= DIRECTIONS =
Reproduce the entries in full, with no changes.

= INPUT MATERIAL =
**********
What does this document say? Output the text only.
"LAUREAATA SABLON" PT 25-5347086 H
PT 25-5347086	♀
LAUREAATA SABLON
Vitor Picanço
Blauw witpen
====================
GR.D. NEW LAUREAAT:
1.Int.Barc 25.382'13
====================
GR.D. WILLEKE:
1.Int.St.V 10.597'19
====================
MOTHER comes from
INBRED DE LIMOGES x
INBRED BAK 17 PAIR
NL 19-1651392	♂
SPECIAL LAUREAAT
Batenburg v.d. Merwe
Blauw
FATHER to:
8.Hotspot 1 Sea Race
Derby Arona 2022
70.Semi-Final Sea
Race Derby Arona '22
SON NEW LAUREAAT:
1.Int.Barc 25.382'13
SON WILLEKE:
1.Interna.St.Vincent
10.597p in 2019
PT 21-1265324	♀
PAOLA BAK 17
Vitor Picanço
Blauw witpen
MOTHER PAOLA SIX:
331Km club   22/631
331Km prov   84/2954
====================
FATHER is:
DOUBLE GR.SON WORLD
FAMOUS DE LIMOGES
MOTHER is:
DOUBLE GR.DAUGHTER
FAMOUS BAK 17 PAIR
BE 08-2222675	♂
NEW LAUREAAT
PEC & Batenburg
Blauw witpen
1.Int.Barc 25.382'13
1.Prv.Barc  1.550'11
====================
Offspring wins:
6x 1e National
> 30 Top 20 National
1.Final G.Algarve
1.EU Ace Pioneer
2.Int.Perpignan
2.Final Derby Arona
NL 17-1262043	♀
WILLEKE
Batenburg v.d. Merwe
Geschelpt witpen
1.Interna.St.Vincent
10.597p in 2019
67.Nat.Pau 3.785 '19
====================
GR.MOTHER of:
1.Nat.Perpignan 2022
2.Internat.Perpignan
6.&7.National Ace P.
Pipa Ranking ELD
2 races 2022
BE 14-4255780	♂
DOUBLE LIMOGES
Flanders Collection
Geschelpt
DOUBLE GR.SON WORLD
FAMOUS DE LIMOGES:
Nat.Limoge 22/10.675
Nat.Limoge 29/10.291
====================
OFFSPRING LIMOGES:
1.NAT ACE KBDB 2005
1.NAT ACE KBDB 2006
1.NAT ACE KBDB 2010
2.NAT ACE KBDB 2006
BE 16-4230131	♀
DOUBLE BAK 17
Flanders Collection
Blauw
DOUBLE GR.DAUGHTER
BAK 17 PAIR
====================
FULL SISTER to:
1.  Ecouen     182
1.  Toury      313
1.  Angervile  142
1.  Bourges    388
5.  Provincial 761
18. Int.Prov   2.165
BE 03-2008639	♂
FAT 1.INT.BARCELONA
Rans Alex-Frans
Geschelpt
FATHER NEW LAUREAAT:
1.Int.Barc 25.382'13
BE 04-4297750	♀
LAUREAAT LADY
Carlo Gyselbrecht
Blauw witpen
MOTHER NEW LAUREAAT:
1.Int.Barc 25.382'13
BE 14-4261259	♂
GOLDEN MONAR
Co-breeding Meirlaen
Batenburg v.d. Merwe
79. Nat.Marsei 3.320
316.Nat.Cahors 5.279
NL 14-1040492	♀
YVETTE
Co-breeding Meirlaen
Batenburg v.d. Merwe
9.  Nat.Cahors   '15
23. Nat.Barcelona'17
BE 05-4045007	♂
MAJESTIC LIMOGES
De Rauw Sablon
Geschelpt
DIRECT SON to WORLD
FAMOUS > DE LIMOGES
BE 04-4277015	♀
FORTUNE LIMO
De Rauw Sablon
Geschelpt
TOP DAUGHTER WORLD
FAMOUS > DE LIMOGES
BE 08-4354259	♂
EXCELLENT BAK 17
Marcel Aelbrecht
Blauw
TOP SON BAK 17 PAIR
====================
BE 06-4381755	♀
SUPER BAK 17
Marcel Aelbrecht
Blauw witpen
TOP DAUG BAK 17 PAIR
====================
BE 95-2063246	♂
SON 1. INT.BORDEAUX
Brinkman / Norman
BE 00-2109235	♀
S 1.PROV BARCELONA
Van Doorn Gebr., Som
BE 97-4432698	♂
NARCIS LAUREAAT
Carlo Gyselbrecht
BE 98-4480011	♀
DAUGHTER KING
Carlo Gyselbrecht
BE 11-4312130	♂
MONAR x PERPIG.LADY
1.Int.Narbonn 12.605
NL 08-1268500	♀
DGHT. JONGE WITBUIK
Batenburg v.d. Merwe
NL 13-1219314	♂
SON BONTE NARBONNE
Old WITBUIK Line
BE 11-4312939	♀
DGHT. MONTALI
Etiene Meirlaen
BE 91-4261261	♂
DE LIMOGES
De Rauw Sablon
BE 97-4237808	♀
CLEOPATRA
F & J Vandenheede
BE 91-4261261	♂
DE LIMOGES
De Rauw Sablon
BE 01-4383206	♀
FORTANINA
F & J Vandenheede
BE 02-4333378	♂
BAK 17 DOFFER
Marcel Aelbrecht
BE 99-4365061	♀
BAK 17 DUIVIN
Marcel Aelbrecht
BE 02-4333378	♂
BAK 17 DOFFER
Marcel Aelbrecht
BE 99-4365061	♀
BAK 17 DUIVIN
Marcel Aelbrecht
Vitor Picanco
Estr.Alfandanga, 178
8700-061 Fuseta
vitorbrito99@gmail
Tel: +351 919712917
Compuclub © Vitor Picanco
**********
= WRITTEN ANSWER =
What does this document say? Output the text only.
"LAUREAATA SABLON" PT 25-5347086 H
PT 25-5347086	♀
LAUREAATA SABLON
Vitor Picanço
Blauw witpen
====================
GR.D. NEW LAUREAAT:
1.Int.Barc 25.382'13
====================
GR.D. WILLEKE:
1.Int.St.V 10.597'19
====================
MOTHER comes from
INBRED DE LIMOGES x
INBRED BAK 17 PAIR
NL 19-1651392	♂
SPECIAL LAUREAAT
Batenburg v.d. Merwe
Blauw
FATHER to:
8.Hotspot 1 Sea Race
Derby Arona 2022
70.Semi-Final Sea
Race Derby Arona '22
SON NEW LAUREAAT:
1.Int.Barc 25.382'13
SON WILLEKE:
1.Interna.St.Vincent
10.597p in 2019
PT 21-1265324	♀
PAOLA BAK 17
Vitor Picanço
Blauw witpen
MOTHER PAOLA SIX:
331Km club   22/631
331Km prov   84/2954
====================
FATHER is:
DOUBLE GR.SON WORLD
FAMOUS DE LIMOGES
MOTHER is:
DOUBLE GR.DAUGHTER
FAMOUS BAK 17 PAIR
BE 08-2222675	♂
NEW LAUREAAT
PEC & Batenburg
Blauw witpen
1.Int.Barc 25.382'13
1.Prv.Barc  1.550'11
====================
Offspring wins:
6x 1e National
> 30 Top 20 National
1.Final G.Algarve
1.EU Ace Pioneer
2.Int.Perpignan
2.Final Derby Arona
NL 17-1262043	♀
WILLEKE
Batenburg v.d. Merwe
Geschelpt witpen
1.Interna.St.Vincent
10.597p in 2019
67.Nat.Pau 3.785 '19
====================
GR.MOTHER of:
1.Nat.Perpignan 2022
2.Internat.Perpignan
6.&7.National Ace P.
Pipa Ranking ELD
2 races 2022
BE 14-4255780	♂
DOUBLE LIMOGES
Flanders Collection
Geschelpt
DOUBLE GR.SON WORLD
FAMOUS DE LIMOGES:
Nat.Limoge 22/10.675
Nat.Limoge 29/10.291
====================
OFFSPRING LIMOGES:
1.NAT ACE KBDB 2005
1.NAT ACE KBDB 2006
1.NAT ACE KBDB 2010
2.NAT ACE KBDB 2006
BE 16-4230131	♀
DOUBLE BAK 17
Flanders Collection
Blauw
DOUBLE GR.DAUGHTER
BAK 17 PAIR
====================
FULL SISTER to:
1.  Ecouen     182
1.  Toury      313
1.  Angervile  142
1.  Bourges    388
5.  Provincial 761
18. Int.Prov   2.165
BE 03-2008639	♂
FAT 1.INT.BARCELONA
Rans Alex-Frans
Geschelpt
FATHER NEW LAUREAAT:
1.Int.Barc 25.382'13
BE 04-4297750	♀
LAUREAAT LADY
Carlo Gyselbrecht
Blauw witpen
MOTHER NEW LAUREAAT:
1.Int.Barc 25.382'13
BE 14-4261259	♂
GOLDEN MONAR
Co-breeding Meirlaen
Batenburg v.d. Merwe
79. Nat.Marsei 3.320
316.Nat.Cahors 5.279
NL 14-1040492	♀
YVETTE
Co-breeding Meirlaen
Batenburg v.d. Merwe
9.  Nat.Cahors   '15
23. Nat.Barcelona'17
BE 05-4045007	♂
MAJESTIC LIMOGES
De Rauw Sablon
Geschelpt
DIRECT SON to WORLD
FAMOUS > DE LIMOGES
BE 04-4277015	♀
FORTUNE LIMO
De Rauw Sablon
Geschelpt
TOP DAUGHTER WORLD
FAMOUS > DE LIMOGES
BE 08-4354259	♂
EXCELLENT BAK 17
Marcel Aelbrecht
Blauw
TOP SON BAK 17 PAIR
====================
BE 06-4381755	♀
SUPER BAK 17
Marcel Aelbrecht
Blauw witpen
TOP DAUG BAK 17 PAIR
====================
BE 95-2063246	♂
SON 1. INT.BORDEAUX
Brinkman / Norman
BE 00-2109235	♀
S 1.PROV BARCELONA
Van Doorn Gebr., Som
BE 97-4432698	♂
NARCIS LAUREAAT
Carlo Gyselbrecht
BE 98-4480011	♀
DAUGHTER KING
Carlo Gyselbrecht
BE 11-4312130	♂
MONAR x PERPIG.LADY
1.Int.Narbonn 12.605
NL 08-1268500	♀
DGHT. JONGE WITBUIK
Batenburg v.d. Merwe
NL 13-1219314	♂
SON BONTE NARBONNE
Old WITBUIK Line
BE 11-4312939	♀
DGHT. MONTALI
Etiene Meirlaen
BE 91-4261261	♂
DE LIMOGES
De Rauw Sablon
BE 97-4237808	♀
CLEOPATRA
F & J Vandenheede
BE 91-4261261	♂
DE LIMOGES
De Rauw Sablon
BE 01-4383206	♀
FORTANINA
F & J Vandenheede
BE 02-4333378	♂
BAK 17 DOFFER
Marcel Aelbrecht
BE 99-4365061	♀
BAK 17 DUIVIN
Marcel Aelbrecht
BE 02-4333378	♂
BAK 17 DOFFER
Marcel Aelbrecht
BE 99-4365061	♀
BAK 17 DUIVIN
Marcel Aelbrecht
Vitor Picanco
Estr.Alfandanga, 178
8700-061 Fuseta
vitorbrito99@gmail
Tel: +351 919712917
Compuclub © Vitor Picanco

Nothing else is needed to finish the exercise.